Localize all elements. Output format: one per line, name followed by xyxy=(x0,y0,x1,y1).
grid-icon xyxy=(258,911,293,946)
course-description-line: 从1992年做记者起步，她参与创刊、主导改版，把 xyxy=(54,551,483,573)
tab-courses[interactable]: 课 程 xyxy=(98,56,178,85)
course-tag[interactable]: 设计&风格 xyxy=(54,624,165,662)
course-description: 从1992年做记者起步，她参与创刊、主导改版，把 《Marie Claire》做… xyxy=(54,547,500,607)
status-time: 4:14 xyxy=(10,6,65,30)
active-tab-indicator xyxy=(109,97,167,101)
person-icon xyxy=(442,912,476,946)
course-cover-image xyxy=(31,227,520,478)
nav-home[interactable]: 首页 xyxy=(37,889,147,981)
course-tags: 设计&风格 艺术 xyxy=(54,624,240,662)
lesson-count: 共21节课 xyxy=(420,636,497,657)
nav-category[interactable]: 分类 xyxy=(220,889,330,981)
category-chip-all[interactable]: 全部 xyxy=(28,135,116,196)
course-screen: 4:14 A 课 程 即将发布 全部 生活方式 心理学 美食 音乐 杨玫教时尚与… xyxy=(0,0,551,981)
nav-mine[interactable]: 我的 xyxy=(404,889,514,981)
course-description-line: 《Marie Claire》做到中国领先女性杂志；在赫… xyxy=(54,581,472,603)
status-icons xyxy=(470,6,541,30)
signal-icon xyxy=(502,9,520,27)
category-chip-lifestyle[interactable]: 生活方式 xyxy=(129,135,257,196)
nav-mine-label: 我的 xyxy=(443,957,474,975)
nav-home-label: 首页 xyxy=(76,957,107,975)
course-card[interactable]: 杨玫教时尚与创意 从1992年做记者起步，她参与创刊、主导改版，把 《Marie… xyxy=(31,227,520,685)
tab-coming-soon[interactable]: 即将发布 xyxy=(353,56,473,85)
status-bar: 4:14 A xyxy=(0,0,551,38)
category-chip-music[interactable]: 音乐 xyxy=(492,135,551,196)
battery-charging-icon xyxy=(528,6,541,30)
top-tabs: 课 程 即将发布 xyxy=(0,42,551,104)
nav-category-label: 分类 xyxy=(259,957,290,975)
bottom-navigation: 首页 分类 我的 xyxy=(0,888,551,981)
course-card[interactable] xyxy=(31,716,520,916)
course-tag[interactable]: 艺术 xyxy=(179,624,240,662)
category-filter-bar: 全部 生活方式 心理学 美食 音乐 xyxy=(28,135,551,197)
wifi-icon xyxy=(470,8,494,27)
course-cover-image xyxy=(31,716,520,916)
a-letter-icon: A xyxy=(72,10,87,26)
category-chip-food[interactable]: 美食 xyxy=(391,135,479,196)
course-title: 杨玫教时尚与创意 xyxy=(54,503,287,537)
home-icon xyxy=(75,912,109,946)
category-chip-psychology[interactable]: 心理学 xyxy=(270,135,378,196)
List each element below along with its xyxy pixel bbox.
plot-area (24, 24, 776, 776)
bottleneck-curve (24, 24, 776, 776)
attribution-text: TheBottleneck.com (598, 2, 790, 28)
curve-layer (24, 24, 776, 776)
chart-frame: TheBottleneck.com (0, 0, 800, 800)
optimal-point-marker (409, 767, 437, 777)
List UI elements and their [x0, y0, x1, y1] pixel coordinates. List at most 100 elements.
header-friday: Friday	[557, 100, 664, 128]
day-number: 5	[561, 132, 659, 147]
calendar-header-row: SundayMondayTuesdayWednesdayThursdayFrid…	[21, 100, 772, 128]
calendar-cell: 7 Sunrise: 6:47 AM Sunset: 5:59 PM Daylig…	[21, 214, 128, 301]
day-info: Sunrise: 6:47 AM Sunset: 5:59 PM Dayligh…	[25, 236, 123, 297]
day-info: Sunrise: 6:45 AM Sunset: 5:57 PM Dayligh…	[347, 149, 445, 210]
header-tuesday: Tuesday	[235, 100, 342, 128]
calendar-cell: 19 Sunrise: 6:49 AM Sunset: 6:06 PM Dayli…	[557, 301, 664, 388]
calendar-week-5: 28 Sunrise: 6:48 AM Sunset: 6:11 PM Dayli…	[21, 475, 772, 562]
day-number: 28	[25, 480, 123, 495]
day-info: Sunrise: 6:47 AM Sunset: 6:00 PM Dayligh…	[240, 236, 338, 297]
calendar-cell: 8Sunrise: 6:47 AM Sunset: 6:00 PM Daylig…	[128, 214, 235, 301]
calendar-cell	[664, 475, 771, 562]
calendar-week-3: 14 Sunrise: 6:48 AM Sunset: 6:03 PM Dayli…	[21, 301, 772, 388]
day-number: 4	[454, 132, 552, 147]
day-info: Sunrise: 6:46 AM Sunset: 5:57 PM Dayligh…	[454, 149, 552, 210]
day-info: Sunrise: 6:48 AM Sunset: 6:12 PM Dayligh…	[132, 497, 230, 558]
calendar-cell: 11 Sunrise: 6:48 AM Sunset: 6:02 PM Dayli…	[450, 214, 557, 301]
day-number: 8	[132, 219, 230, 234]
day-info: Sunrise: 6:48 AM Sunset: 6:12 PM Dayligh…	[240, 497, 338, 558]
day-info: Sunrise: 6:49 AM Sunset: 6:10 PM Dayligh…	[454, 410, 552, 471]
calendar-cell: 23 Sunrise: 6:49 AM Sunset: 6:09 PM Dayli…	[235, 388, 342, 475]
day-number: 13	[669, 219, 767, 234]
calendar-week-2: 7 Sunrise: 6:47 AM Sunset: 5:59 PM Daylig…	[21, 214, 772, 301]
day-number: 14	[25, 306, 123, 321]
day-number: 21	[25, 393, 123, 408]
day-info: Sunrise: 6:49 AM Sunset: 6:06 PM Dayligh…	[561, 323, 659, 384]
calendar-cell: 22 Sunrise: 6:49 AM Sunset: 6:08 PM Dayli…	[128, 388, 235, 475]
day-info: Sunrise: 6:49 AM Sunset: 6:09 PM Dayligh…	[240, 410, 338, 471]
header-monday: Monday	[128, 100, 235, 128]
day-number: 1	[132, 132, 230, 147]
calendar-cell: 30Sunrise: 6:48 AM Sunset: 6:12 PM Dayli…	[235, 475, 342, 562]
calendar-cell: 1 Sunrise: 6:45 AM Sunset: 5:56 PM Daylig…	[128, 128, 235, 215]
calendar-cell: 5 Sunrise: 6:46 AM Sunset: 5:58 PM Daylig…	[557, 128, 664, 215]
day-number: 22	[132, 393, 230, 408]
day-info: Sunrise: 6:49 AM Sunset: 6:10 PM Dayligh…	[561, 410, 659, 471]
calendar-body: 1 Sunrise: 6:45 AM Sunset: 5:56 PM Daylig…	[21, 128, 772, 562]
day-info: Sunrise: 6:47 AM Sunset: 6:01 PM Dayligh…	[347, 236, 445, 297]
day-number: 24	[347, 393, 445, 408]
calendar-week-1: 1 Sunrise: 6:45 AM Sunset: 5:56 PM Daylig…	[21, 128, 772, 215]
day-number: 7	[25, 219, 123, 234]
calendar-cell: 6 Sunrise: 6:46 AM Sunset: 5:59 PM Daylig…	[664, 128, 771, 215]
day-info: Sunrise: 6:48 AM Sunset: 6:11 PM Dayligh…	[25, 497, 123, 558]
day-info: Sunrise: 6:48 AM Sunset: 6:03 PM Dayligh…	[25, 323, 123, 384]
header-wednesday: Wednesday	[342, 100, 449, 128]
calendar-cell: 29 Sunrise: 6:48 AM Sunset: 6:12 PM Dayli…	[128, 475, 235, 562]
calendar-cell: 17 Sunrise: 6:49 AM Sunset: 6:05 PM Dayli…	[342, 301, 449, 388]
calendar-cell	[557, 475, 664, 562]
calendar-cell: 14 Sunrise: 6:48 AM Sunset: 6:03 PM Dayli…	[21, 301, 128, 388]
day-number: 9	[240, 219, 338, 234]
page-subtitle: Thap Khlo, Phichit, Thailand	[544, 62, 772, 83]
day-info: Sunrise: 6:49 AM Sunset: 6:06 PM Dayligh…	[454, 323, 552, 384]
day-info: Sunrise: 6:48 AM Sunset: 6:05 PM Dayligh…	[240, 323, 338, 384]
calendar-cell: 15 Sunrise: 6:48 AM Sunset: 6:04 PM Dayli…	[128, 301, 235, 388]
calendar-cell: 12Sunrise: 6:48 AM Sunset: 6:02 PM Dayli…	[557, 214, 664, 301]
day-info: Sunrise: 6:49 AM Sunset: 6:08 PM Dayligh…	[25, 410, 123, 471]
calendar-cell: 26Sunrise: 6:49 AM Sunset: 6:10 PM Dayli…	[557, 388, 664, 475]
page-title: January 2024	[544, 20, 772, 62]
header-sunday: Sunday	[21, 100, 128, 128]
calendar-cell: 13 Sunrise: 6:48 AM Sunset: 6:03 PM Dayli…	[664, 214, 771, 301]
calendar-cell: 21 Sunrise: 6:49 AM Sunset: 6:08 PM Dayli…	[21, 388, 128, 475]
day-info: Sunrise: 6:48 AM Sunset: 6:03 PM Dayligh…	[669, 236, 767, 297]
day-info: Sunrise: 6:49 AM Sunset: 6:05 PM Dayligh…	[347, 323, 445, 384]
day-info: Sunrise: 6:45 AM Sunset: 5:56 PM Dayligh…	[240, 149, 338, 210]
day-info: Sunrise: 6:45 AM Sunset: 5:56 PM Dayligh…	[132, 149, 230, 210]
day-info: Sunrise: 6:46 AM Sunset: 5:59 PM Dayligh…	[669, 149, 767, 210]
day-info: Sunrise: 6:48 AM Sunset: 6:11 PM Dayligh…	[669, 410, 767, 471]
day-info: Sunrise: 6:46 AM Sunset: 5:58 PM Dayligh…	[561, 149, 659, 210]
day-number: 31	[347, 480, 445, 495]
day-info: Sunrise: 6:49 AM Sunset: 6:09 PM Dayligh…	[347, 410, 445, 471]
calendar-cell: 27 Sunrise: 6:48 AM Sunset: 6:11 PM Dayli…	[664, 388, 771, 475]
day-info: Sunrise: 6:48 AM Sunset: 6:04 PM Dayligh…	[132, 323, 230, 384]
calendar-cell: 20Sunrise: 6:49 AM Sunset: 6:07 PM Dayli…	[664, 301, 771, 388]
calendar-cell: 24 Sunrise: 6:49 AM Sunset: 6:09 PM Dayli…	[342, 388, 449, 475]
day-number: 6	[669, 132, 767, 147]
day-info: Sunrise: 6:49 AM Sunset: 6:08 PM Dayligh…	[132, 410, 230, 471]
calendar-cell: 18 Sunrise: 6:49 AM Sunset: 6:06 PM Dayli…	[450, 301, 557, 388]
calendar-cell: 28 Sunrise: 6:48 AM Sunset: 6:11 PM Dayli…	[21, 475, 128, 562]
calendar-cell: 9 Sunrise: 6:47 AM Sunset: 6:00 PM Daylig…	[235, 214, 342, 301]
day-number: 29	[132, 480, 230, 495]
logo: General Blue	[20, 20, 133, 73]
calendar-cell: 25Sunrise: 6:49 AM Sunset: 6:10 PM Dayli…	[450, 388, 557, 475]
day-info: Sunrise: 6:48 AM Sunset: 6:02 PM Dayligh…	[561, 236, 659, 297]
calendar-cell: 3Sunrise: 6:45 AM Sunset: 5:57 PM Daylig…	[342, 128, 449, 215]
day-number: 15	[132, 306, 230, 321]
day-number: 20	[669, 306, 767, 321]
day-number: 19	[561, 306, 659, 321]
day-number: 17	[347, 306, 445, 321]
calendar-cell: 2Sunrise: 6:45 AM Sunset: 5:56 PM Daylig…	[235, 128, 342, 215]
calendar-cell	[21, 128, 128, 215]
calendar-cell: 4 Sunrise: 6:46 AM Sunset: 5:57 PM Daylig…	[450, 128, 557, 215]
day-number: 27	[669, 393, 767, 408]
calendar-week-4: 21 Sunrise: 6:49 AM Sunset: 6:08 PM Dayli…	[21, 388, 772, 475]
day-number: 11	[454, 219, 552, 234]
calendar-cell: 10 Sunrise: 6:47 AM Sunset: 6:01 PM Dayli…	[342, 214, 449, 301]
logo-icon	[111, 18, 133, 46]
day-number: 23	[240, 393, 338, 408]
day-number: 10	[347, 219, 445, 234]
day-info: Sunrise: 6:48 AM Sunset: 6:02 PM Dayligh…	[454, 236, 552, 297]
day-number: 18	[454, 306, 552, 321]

- _Problem description_
Present the rows from the first line through the line containing "course-tag[interactable]: 设计&风格 xyxy=(54,624,165,662)", inclusive, as a numbered list, omitting any blank lines.

- _Answer for the task_
1. Localize all elements. Output format: one per line, name followed by xyxy=(x0,y0,x1,y1).
2. grid-icon xyxy=(258,911,293,946)
3. course-description-line: 从1992年做记者起步，她参与创刊、主导改版，把 xyxy=(54,551,483,573)
4. tab-courses[interactable]: 课 程 xyxy=(98,56,178,85)
5. course-tag[interactable]: 设计&风格 xyxy=(54,624,165,662)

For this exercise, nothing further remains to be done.